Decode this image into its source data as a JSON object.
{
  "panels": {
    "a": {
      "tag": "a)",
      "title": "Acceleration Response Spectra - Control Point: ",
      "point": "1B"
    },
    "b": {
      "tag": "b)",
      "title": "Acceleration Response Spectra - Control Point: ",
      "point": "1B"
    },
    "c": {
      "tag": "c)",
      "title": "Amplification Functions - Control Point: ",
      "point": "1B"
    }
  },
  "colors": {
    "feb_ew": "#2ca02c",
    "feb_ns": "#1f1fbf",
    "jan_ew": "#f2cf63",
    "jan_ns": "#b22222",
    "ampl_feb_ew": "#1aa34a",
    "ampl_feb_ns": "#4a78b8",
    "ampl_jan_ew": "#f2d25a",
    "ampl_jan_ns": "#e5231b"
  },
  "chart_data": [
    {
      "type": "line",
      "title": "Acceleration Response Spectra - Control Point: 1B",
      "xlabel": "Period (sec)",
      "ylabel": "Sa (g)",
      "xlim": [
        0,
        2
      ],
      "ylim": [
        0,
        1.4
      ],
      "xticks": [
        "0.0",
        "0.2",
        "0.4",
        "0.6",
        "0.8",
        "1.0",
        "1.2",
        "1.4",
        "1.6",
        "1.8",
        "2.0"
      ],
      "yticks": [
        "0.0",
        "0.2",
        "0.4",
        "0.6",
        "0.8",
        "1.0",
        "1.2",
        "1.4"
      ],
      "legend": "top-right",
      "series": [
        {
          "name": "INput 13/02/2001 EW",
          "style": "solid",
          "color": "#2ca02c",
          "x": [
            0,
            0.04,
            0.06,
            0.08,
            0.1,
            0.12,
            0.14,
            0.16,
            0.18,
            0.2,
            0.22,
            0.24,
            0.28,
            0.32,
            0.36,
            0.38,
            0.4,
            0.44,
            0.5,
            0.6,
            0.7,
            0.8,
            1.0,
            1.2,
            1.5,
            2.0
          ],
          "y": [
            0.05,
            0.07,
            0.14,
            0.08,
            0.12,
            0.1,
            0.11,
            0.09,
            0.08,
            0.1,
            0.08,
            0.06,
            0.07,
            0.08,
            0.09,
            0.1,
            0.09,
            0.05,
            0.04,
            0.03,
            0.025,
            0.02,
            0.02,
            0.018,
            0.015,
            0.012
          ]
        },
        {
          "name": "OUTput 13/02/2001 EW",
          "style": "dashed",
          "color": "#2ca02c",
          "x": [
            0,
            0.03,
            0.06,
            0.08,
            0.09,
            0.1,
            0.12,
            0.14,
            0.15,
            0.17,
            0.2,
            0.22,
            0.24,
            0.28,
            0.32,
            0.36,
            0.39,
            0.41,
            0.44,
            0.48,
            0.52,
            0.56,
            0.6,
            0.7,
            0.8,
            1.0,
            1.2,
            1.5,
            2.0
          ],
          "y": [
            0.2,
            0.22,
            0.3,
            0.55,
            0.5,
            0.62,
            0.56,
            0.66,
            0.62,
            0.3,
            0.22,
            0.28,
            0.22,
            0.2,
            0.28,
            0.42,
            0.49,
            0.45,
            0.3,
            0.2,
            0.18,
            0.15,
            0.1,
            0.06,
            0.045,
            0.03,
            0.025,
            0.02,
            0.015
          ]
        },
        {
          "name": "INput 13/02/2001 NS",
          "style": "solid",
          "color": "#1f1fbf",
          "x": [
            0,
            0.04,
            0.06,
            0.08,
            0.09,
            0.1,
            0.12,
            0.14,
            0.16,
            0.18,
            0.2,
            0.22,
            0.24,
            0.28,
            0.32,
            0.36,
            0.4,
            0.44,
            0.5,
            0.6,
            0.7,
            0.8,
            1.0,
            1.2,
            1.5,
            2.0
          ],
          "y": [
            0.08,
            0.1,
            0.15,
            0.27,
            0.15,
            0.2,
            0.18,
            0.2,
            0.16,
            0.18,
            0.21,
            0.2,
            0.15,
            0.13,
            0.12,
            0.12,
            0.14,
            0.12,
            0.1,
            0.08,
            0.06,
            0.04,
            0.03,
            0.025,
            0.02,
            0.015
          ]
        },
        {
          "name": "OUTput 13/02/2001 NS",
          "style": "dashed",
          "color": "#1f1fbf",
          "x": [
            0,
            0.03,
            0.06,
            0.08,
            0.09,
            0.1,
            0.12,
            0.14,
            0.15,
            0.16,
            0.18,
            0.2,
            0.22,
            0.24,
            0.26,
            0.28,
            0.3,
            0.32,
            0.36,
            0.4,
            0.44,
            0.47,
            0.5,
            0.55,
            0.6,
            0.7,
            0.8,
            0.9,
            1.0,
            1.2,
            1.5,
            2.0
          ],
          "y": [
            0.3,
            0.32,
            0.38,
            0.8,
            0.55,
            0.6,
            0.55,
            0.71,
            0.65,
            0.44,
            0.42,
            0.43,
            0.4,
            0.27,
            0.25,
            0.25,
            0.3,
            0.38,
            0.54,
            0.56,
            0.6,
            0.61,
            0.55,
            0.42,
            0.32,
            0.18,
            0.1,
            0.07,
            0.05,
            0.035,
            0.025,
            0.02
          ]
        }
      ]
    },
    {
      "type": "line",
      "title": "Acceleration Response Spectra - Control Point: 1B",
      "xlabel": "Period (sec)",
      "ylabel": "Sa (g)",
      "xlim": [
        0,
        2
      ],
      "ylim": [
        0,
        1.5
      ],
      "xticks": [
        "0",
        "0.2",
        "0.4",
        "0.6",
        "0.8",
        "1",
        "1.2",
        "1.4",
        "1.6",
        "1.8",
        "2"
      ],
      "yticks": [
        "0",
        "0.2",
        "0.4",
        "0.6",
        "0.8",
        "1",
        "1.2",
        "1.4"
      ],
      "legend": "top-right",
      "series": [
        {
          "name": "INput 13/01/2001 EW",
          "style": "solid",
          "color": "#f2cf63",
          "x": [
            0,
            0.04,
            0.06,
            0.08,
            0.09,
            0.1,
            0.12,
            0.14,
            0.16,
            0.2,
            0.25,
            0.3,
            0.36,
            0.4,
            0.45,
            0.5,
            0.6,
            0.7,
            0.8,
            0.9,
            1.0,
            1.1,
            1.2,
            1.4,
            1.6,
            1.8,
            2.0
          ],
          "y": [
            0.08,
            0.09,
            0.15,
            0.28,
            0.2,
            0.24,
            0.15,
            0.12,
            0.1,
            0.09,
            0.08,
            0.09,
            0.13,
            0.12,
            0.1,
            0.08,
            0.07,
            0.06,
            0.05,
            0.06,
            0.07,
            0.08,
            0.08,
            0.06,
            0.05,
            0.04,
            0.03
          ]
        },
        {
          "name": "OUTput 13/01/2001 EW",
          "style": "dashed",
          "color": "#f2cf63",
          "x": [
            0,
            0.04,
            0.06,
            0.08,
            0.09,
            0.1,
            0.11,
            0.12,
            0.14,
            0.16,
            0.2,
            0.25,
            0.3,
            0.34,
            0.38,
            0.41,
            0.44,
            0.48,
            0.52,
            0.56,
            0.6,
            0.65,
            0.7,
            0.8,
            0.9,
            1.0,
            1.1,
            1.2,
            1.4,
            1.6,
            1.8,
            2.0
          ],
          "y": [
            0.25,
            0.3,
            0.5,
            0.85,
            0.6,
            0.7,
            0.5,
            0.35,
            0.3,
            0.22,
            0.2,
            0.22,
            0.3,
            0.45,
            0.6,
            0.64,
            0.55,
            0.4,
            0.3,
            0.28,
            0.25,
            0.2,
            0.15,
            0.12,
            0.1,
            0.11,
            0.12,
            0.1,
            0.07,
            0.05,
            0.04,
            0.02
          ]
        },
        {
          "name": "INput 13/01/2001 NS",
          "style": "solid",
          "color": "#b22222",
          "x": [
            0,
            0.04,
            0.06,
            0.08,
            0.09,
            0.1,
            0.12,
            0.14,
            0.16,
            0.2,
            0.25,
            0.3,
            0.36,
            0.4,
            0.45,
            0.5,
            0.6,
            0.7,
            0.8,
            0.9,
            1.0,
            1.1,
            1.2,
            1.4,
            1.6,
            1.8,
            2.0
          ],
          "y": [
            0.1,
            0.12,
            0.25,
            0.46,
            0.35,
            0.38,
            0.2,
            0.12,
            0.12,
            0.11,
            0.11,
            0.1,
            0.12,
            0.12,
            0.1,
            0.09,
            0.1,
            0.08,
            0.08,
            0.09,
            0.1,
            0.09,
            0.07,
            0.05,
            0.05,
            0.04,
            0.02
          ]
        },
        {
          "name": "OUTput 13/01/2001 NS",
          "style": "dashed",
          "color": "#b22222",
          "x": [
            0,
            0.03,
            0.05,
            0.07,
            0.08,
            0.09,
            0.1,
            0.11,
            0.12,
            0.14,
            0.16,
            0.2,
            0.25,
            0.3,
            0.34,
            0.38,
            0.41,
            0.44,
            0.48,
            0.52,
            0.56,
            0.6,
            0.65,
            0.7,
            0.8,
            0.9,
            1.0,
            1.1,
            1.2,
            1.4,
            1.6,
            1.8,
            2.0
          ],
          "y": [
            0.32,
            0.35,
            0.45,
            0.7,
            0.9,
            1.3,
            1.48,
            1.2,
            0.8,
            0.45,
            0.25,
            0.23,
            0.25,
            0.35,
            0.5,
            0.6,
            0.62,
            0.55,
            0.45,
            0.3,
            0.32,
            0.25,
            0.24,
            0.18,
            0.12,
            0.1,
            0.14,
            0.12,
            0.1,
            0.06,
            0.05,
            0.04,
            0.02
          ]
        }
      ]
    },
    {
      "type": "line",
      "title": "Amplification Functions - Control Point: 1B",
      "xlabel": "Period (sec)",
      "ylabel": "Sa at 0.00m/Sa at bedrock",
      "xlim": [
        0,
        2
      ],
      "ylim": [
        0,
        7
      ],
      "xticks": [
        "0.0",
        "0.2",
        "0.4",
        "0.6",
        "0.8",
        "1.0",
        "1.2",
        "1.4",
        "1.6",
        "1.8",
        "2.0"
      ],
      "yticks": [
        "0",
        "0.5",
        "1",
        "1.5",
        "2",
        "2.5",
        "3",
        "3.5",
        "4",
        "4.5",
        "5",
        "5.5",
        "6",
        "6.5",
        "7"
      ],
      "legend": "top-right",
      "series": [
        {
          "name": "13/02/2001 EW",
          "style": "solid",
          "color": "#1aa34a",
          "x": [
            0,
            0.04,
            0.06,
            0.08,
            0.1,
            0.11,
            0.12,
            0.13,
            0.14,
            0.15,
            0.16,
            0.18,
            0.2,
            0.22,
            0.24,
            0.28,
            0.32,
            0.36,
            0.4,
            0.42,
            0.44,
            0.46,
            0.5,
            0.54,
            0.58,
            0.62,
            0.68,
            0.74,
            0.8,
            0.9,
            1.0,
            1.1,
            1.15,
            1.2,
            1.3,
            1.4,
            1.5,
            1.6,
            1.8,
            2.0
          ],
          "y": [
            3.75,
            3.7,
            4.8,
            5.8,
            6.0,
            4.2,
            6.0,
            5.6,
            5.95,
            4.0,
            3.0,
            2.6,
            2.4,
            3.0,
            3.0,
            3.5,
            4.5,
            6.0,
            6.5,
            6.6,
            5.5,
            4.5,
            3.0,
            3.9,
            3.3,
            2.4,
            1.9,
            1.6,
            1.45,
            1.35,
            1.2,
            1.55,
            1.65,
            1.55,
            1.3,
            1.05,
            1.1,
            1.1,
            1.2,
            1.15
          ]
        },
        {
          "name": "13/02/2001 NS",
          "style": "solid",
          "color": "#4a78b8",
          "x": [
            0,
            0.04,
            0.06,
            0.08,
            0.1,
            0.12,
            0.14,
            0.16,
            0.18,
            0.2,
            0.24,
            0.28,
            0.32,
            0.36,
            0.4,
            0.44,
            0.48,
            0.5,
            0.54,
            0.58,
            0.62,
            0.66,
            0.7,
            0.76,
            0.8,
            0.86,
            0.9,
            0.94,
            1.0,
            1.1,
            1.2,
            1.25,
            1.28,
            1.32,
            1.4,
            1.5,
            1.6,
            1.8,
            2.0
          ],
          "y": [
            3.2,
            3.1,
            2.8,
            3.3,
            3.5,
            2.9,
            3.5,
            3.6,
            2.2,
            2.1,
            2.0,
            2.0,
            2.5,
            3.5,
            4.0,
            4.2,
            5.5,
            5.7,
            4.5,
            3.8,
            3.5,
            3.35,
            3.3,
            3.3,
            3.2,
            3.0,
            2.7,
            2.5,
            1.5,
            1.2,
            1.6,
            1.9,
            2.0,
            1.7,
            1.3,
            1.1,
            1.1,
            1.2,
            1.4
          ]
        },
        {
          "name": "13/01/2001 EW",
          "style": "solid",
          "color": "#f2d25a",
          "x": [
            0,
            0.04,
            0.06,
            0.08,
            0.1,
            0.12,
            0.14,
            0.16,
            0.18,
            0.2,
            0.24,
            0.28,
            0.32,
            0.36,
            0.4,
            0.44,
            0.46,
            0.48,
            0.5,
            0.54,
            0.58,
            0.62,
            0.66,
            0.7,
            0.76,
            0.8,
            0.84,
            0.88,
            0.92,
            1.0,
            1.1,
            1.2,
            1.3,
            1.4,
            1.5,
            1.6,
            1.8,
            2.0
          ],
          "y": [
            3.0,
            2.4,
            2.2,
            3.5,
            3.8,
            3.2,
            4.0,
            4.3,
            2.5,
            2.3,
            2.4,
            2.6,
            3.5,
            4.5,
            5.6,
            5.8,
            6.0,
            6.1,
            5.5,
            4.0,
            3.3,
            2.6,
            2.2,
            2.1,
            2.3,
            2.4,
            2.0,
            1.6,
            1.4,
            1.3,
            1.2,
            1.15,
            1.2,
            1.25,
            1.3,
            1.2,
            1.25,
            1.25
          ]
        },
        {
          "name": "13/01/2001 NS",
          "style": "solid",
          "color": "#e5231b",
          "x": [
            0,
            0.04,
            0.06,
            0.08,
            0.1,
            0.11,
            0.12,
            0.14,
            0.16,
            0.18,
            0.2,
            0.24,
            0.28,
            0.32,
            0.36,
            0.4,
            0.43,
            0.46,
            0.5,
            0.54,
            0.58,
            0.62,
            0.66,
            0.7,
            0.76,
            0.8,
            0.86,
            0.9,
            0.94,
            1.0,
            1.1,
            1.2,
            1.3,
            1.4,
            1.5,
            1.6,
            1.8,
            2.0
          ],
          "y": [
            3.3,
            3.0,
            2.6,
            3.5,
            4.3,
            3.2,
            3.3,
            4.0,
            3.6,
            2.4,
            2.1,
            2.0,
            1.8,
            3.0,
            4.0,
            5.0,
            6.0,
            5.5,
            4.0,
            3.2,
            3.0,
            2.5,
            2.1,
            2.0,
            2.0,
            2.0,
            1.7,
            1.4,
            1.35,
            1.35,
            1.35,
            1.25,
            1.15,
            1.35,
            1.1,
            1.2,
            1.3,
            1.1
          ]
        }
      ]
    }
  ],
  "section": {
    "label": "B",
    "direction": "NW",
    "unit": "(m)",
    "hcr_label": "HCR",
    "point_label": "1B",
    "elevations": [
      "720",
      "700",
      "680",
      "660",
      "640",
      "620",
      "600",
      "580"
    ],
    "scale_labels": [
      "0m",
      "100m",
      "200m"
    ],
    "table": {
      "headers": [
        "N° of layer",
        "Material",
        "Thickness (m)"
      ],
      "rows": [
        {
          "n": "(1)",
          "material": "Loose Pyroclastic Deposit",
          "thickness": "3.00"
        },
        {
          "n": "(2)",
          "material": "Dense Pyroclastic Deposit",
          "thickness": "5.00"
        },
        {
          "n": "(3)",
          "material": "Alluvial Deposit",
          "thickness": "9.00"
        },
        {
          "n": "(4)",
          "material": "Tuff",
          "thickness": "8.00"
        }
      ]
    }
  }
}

● Task description
Where a line above contains the string "Deposit", copy that line.

● Expected output
          "material": "Loose Pyroclastic Deposit",
          "material": "Dense Pyroclastic Deposit",
          "material": "Alluvial Deposit",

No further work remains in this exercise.